STATED GOAL >>
Using the data below, repeat all of it precisely.

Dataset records
==========
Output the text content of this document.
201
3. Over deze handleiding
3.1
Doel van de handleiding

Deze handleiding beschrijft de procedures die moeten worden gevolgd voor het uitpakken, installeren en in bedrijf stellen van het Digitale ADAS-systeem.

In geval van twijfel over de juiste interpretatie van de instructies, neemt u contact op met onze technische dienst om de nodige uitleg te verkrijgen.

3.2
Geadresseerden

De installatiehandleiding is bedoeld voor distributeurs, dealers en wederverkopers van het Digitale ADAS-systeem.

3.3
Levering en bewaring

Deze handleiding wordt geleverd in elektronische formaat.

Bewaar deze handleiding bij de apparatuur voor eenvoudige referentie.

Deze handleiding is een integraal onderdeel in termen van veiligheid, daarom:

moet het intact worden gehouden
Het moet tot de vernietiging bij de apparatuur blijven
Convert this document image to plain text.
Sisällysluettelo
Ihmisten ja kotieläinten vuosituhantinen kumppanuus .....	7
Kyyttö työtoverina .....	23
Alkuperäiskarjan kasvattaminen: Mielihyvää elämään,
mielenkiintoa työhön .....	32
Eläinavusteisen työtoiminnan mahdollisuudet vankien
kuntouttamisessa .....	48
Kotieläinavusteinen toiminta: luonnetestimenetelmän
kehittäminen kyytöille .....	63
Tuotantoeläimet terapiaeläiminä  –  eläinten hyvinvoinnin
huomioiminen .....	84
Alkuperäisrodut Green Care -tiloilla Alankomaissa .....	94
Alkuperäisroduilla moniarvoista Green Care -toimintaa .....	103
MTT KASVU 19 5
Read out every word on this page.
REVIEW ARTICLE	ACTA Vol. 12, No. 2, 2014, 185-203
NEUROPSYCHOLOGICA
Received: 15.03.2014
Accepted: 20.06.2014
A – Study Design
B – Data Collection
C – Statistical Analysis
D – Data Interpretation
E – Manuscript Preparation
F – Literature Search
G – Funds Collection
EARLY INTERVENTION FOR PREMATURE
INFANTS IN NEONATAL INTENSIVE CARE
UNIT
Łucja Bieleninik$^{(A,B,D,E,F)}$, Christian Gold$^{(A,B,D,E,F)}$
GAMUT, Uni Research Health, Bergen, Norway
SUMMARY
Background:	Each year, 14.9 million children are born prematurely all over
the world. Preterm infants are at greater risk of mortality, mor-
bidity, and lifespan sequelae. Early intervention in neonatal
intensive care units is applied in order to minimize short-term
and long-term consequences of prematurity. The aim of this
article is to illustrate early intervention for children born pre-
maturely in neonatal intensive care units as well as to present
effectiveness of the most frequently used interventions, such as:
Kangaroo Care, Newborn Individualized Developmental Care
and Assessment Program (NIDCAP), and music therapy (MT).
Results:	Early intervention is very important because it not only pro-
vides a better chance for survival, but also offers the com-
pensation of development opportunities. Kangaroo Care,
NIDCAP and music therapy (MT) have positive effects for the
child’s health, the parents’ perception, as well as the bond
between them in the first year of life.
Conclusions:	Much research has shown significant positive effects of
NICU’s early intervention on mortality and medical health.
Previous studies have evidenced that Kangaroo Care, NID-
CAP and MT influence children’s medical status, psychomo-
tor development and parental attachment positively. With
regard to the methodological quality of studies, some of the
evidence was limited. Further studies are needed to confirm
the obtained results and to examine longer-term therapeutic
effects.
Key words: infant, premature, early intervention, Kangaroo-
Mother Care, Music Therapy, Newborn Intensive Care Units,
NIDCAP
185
==========
CORRECT RESPONSE >>
Output the text content of this document.
201
3. Over deze handleiding
3.1
Doel van de handleiding

Deze handleiding beschrijft de procedures die moeten worden gevolgd voor het uitpakken, installeren en in bedrijf stellen van het Digitale ADAS-systeem.

In geval van twijfel over de juiste interpretatie van de instructies, neemt u contact op met onze technische dienst om de nodige uitleg te verkrijgen.

3.2
Geadresseerden

De installatiehandleiding is bedoeld voor distributeurs, dealers en wederverkopers van het Digitale ADAS-systeem.

3.3
Levering en bewaring

Deze handleiding wordt geleverd in elektronische formaat.

Bewaar deze handleiding bij de apparatuur voor eenvoudige referentie.

Deze handleiding is een integraal onderdeel in termen van veiligheid, daarom:

moet het intact worden gehouden
Het moet tot de vernietiging bij de apparatuur blijven
Convert this document image to plain text.
Sisällysluettelo
Ihmisten ja kotieläinten vuosituhantinen kumppanuus .....	7
Kyyttö työtoverina .....	23
Alkuperäiskarjan kasvattaminen: Mielihyvää elämään,
mielenkiintoa työhön .....	32
Eläinavusteisen työtoiminnan mahdollisuudet vankien
kuntouttamisessa .....	48
Kotieläinavusteinen toiminta: luonnetestimenetelmän
kehittäminen kyytöille .....	63
Tuotantoeläimet terapiaeläiminä  –  eläinten hyvinvoinnin
huomioiminen .....	84
Alkuperäisrodut Green Care -tiloilla Alankomaissa .....	94
Alkuperäisroduilla moniarvoista Green Care -toimintaa .....	103
MTT KASVU 19 5
Read out every word on this page.
REVIEW ARTICLE	ACTA Vol. 12, No. 2, 2014, 185-203
NEUROPSYCHOLOGICA
Received: 15.03.2014
Accepted: 20.06.2014
A – Study Design
B – Data Collection
C – Statistical Analysis
D – Data Interpretation
E – Manuscript Preparation
F – Literature Search
G – Funds Collection
EARLY INTERVENTION FOR PREMATURE
INFANTS IN NEONATAL INTENSIVE CARE
UNIT
Łucja Bieleninik$^{(A,B,D,E,F)}$, Christian Gold$^{(A,B,D,E,F)}$
GAMUT, Uni Research Health, Bergen, Norway
SUMMARY
Background:	Each year, 14.9 million children are born prematurely all over
the world. Preterm infants are at greater risk of mortality, mor-
bidity, and lifespan sequelae. Early intervention in neonatal
intensive care units is applied in order to minimize short-term
and long-term consequences of prematurity. The aim of this
article is to illustrate early intervention for children born pre-
maturely in neonatal intensive care units as well as to present
effectiveness of the most frequently used interventions, such as:
Kangaroo Care, Newborn Individualized Developmental Care
and Assessment Program (NIDCAP), and music therapy (MT).
Results:	Early intervention is very important because it not only pro-
vides a better chance for survival, but also offers the com-
pensation of development opportunities. Kangaroo Care,
NIDCAP and music therapy (MT) have positive effects for the
child’s health, the parents’ perception, as well as the bond
between them in the first year of life.
Conclusions:	Much research has shown significant positive effects of
NICU’s early intervention on mortality and medical health.
Previous studies have evidenced that Kangaroo Care, NID-
CAP and MT influence children’s medical status, psychomo-
tor development and parental attachment positively. With
regard to the methodological quality of studies, some of the
evidence was limited. Further studies are needed to confirm
the obtained results and to examine longer-term therapeutic
effects.
Key words: infant, premature, early intervention, Kangaroo-
Mother Care, Music Therapy, Newborn Intensive Care Units,
NIDCAP
185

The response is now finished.